> [WHAT THE EXERCISE ASKS]: Set down the whole listing verbatim.

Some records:
▬▬▬

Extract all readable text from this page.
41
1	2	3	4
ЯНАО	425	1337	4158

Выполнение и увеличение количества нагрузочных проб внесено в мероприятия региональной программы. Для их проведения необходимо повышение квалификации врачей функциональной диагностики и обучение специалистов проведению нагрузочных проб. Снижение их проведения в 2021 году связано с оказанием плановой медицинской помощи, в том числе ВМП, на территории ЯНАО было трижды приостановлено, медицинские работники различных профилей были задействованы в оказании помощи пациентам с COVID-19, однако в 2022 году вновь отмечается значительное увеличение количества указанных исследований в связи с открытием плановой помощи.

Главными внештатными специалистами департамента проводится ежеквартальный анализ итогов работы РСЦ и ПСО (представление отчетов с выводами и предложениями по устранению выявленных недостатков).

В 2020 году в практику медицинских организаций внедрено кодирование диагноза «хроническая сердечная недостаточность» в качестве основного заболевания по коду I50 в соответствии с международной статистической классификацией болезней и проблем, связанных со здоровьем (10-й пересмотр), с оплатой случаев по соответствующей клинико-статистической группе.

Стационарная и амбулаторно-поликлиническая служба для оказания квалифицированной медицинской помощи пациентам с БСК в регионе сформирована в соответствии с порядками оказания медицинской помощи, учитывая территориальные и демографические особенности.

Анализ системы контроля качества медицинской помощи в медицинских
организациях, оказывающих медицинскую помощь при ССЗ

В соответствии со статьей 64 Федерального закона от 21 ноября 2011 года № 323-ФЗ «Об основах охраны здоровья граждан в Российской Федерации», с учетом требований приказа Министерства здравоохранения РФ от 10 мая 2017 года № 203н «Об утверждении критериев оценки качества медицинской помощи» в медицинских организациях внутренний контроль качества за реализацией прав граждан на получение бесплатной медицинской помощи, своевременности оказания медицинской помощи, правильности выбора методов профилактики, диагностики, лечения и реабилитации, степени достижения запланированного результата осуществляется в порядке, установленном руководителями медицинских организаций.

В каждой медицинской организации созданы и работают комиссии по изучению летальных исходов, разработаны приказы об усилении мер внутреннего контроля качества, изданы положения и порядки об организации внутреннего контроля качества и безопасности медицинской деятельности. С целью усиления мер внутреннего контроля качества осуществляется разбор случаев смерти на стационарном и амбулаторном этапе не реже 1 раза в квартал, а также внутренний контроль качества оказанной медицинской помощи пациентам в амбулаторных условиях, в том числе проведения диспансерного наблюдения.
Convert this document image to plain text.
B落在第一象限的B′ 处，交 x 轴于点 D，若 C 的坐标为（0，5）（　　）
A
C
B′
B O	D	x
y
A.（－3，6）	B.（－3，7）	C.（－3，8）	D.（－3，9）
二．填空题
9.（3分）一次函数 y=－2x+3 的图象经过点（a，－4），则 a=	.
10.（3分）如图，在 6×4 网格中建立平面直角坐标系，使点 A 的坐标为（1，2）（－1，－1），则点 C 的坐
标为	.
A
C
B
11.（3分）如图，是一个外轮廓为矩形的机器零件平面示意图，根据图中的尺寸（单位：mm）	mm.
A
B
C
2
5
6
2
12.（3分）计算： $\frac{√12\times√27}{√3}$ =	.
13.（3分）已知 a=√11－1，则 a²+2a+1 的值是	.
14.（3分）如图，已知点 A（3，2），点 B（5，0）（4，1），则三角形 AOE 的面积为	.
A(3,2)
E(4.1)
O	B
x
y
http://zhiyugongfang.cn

▬▬▬

> [REPLY]:
Extract all readable text from this page.
41
1	2	3	4
ЯНАО	425	1337	4158

Выполнение и увеличение количества нагрузочных проб внесено в мероприятия региональной программы. Для их проведения необходимо повышение квалификации врачей функциональной диагностики и обучение специалистов проведению нагрузочных проб. Снижение их проведения в 2021 году связано с оказанием плановой медицинской помощи, в том числе ВМП, на территории ЯНАО было трижды приостановлено, медицинские работники различных профилей были задействованы в оказании помощи пациентам с COVID-19, однако в 2022 году вновь отмечается значительное увеличение количества указанных исследований в связи с открытием плановой помощи.

Главными внештатными специалистами департамента проводится ежеквартальный анализ итогов работы РСЦ и ПСО (представление отчетов с выводами и предложениями по устранению выявленных недостатков).

В 2020 году в практику медицинских организаций внедрено кодирование диагноза «хроническая сердечная недостаточность» в качестве основного заболевания по коду I50 в соответствии с международной статистической классификацией болезней и проблем, связанных со здоровьем (10-й пересмотр), с оплатой случаев по соответствующей клинико-статистической группе.

Стационарная и амбулаторно-поликлиническая служба для оказания квалифицированной медицинской помощи пациентам с БСК в регионе сформирована в соответствии с порядками оказания медицинской помощи, учитывая территориальные и демографические особенности.

Анализ системы контроля качества медицинской помощи в медицинских
организациях, оказывающих медицинскую помощь при ССЗ

В соответствии со статьей 64 Федерального закона от 21 ноября 2011 года № 323-ФЗ «Об основах охраны здоровья граждан в Российской Федерации», с учетом требований приказа Министерства здравоохранения РФ от 10 мая 2017 года № 203н «Об утверждении критериев оценки качества медицинской помощи» в медицинских организациях внутренний контроль качества за реализацией прав граждан на получение бесплатной медицинской помощи, своевременности оказания медицинской помощи, правильности выбора методов профилактики, диагностики, лечения и реабилитации, степени достижения запланированного результата осуществляется в порядке, установленном руководителями медицинских организаций.

В каждой медицинской организации созданы и работают комиссии по изучению летальных исходов, разработаны приказы об усилении мер внутреннего контроля качества, изданы положения и порядки об организации внутреннего контроля качества и безопасности медицинской деятельности. С целью усиления мер внутреннего контроля качества осуществляется разбор случаев смерти на стационарном и амбулаторном этапе не реже 1 раза в квартал, а также внутренний контроль качества оказанной медицинской помощи пациентам в амбулаторных условиях, в том числе проведения диспансерного наблюдения.
Convert this document image to plain text.
B落在第一象限的B′ 处，交 x 轴于点 D，若 C 的坐标为（0，5）（　　）
A
C
B′
B O	D	x
y
A.（－3，6）	B.（－3，7）	C.（－3，8）	D.（－3，9）
二．填空题
9.（3分）一次函数 y=－2x+3 的图象经过点（a，－4），则 a=	.
10.（3分）如图，在 6×4 网格中建立平面直角坐标系，使点 A 的坐标为（1，2）（－1，－1），则点 C 的坐
标为	.
A
C
B
11.（3分）如图，是一个外轮廓为矩形的机器零件平面示意图，根据图中的尺寸（单位：mm）	mm.
A
B
C
2
5
6
2
12.（3分）计算： $\frac{√12\times√27}{√3}$ =	.
13.（3分）已知 a=√11－1，则 a²+2a+1 的值是	.
14.（3分）如图，已知点 A（3，2），点 B（5，0）（4，1），则三角形 AOE 的面积为	.
A(3,2)
E(4.1)
O	B
x
y
http://zhiyugongfang.cn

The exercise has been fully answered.